#### To be done
Copy out the records below character for character, starting at the line that contains "174, 170, 185]" and ending at the line that contains "324, 106, 344]", with both of those lines included. Give only those lines.

#### Data records
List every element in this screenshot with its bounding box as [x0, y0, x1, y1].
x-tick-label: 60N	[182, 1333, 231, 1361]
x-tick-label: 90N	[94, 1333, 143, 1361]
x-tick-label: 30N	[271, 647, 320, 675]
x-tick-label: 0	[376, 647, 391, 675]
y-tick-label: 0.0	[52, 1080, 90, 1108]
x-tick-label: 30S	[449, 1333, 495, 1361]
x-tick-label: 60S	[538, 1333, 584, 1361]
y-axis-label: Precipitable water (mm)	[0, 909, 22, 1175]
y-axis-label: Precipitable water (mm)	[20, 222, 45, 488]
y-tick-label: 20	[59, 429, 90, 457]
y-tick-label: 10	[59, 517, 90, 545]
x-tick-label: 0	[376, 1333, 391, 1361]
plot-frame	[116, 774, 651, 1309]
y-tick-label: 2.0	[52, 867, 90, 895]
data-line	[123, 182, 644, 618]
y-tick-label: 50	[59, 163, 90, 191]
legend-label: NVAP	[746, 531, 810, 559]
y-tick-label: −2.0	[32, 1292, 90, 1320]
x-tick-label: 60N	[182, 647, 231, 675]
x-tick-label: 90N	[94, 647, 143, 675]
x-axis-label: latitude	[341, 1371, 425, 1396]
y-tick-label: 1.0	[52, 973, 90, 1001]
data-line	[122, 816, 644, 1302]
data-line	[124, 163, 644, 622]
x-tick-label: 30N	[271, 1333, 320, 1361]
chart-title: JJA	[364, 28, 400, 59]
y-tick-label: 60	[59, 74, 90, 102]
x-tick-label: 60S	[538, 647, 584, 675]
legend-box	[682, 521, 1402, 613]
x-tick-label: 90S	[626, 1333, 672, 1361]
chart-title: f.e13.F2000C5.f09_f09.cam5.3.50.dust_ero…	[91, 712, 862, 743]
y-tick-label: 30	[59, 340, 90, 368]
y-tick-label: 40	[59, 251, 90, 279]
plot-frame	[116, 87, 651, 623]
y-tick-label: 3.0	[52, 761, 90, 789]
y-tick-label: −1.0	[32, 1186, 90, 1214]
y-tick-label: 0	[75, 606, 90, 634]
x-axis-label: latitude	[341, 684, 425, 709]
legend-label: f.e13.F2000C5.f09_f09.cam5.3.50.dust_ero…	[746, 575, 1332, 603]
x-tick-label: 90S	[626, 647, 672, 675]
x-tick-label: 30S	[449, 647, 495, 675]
---
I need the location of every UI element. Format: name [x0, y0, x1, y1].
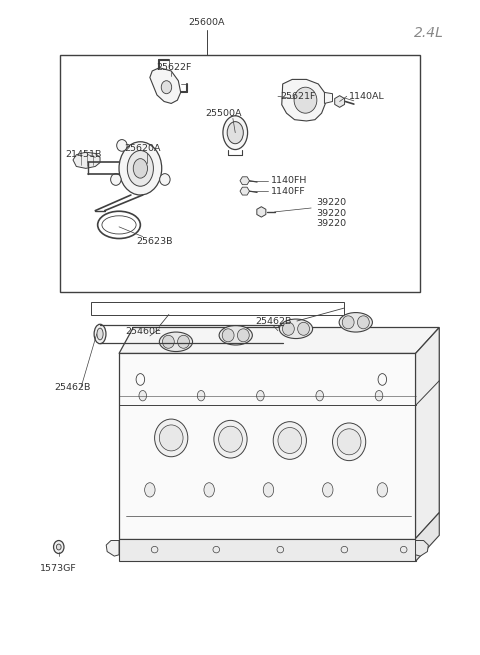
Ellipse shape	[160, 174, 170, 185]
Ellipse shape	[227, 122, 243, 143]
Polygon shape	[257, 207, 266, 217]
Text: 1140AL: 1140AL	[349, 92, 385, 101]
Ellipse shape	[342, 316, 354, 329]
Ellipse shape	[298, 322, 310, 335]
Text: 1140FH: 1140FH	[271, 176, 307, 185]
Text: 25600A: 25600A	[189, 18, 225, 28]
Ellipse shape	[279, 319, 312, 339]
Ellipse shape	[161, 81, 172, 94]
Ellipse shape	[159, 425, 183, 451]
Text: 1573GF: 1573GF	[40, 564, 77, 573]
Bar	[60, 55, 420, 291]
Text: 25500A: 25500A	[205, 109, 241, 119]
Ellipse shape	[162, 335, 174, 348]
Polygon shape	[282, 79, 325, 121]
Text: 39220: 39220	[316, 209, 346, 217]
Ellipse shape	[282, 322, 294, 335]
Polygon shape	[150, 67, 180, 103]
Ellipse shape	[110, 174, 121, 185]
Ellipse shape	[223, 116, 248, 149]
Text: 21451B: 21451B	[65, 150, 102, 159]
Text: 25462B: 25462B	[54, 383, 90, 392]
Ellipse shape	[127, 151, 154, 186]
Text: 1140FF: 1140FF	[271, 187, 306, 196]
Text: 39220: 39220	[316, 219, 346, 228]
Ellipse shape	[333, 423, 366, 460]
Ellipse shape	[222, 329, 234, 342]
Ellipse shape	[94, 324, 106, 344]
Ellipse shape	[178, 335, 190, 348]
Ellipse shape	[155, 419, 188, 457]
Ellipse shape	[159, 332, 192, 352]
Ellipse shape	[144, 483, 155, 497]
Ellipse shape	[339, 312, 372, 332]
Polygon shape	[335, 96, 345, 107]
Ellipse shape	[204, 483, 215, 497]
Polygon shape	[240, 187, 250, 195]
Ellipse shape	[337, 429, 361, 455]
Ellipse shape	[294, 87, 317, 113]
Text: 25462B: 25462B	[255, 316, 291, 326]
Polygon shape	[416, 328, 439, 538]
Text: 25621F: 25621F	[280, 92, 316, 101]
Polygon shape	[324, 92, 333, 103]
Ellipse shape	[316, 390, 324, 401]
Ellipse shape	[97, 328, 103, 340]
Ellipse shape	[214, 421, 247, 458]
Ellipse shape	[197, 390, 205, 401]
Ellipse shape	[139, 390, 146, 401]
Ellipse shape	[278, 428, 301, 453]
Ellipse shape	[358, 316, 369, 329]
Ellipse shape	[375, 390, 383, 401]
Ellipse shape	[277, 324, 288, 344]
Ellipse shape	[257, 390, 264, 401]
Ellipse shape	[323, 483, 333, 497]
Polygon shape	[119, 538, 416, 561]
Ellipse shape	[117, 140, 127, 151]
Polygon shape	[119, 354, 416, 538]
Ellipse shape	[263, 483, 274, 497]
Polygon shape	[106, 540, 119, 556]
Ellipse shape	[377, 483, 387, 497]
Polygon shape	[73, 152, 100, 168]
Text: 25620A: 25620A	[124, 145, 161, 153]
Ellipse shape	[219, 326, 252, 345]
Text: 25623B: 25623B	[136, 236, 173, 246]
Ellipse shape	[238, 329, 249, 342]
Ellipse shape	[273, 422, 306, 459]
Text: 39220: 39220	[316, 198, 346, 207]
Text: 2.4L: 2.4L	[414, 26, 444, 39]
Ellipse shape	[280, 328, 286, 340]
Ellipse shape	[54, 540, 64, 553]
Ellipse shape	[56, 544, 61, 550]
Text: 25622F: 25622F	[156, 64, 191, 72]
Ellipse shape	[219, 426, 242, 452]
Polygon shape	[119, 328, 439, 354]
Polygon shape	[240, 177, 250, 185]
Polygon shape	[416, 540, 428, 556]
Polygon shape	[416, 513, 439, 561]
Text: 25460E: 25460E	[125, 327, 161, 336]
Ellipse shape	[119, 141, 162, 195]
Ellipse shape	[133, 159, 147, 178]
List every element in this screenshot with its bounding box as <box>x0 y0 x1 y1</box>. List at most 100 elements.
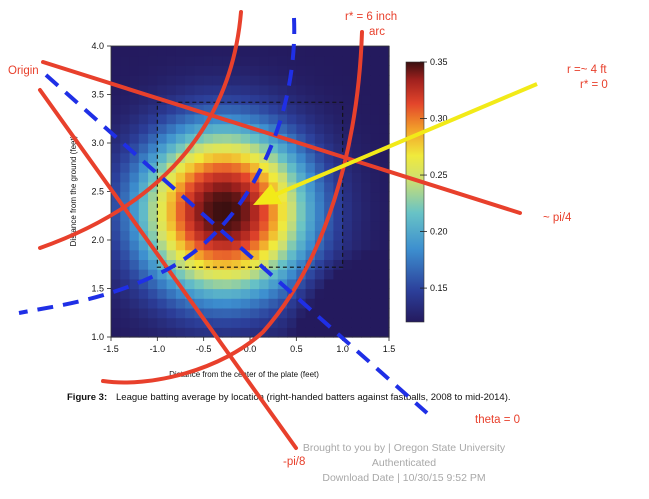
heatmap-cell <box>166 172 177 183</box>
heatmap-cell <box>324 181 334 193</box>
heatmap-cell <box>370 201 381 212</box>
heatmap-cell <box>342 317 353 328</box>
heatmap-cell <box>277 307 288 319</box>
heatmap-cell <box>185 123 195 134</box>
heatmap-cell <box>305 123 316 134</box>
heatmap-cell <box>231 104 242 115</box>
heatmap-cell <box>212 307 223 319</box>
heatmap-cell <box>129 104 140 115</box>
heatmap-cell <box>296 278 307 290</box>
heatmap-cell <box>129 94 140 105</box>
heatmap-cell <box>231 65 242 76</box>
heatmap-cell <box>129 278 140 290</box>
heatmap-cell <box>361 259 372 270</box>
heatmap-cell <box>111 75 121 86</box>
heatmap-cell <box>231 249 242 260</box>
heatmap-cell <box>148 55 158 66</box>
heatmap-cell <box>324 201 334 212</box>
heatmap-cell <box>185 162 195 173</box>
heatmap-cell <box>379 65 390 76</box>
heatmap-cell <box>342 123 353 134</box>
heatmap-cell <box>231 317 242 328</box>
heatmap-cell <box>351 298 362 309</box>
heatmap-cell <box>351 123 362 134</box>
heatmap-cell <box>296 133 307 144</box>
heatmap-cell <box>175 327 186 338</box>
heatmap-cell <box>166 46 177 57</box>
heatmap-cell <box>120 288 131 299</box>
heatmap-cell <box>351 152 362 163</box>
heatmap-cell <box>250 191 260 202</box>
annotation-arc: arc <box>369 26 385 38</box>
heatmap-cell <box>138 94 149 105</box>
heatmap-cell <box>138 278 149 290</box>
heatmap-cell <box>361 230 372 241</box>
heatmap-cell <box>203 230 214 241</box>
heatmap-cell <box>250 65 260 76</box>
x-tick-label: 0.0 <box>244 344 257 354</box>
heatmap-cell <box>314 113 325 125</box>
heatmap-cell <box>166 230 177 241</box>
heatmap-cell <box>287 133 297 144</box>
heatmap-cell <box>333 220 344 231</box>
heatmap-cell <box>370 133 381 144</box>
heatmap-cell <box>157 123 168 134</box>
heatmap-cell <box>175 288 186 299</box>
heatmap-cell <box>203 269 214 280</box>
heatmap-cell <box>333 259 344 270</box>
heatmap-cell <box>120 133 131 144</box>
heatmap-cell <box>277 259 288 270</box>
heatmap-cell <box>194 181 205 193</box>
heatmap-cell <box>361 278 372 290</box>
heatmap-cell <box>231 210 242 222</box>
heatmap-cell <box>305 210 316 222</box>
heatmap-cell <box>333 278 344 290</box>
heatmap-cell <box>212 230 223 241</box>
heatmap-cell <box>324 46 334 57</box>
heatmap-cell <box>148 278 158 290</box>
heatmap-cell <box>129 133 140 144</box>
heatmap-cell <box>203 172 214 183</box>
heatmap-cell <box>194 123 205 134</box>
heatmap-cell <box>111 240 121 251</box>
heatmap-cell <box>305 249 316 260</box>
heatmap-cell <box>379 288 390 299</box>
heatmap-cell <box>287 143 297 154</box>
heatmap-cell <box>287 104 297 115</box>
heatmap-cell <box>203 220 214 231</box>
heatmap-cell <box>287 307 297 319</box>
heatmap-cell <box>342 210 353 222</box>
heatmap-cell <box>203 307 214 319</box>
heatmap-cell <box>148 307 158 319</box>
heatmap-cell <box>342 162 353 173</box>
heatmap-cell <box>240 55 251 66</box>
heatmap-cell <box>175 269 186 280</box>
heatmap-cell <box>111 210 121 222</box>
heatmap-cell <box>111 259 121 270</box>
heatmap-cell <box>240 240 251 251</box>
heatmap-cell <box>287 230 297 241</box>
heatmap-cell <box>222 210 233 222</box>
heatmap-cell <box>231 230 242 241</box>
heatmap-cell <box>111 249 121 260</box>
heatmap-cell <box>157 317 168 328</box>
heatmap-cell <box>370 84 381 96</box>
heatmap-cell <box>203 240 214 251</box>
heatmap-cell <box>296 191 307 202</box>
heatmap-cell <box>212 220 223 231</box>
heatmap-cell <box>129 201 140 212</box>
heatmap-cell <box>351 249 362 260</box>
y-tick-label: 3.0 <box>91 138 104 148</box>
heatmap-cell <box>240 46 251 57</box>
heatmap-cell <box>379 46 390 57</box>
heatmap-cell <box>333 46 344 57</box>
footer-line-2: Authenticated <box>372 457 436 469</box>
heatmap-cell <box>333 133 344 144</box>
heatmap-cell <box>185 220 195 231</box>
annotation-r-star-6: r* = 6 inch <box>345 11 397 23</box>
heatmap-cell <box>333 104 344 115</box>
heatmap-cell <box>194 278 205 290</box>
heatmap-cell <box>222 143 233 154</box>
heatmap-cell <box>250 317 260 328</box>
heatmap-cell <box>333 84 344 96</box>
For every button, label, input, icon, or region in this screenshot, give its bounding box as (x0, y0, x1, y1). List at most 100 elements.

#### Result
Ellipse shape	[160, 174, 170, 185]
Ellipse shape	[227, 122, 243, 143]
Polygon shape	[257, 207, 266, 217]
Text: 1140AL: 1140AL	[349, 92, 385, 101]
Ellipse shape	[342, 316, 354, 329]
Ellipse shape	[298, 322, 310, 335]
Text: 1140FH: 1140FH	[271, 176, 307, 185]
Text: 25600A: 25600A	[189, 18, 225, 28]
Ellipse shape	[279, 319, 312, 339]
Ellipse shape	[161, 81, 172, 94]
Ellipse shape	[159, 425, 183, 451]
Text: 1573GF: 1573GF	[40, 564, 77, 573]
Bar	[60, 55, 420, 291]
Text: 25500A: 25500A	[205, 109, 241, 119]
Ellipse shape	[162, 335, 174, 348]
Polygon shape	[282, 79, 325, 121]
Text: 39220: 39220	[316, 209, 346, 217]
Ellipse shape	[282, 322, 294, 335]
Polygon shape	[150, 67, 180, 103]
Ellipse shape	[110, 174, 121, 185]
Ellipse shape	[223, 116, 248, 149]
Text: 21451B: 21451B	[65, 150, 102, 159]
Text: 25462B: 25462B	[54, 383, 90, 392]
Ellipse shape	[127, 151, 154, 186]
Text: 1140FF: 1140FF	[271, 187, 306, 196]
Text: 39220: 39220	[316, 219, 346, 228]
Ellipse shape	[333, 423, 366, 460]
Ellipse shape	[222, 329, 234, 342]
Ellipse shape	[94, 324, 106, 344]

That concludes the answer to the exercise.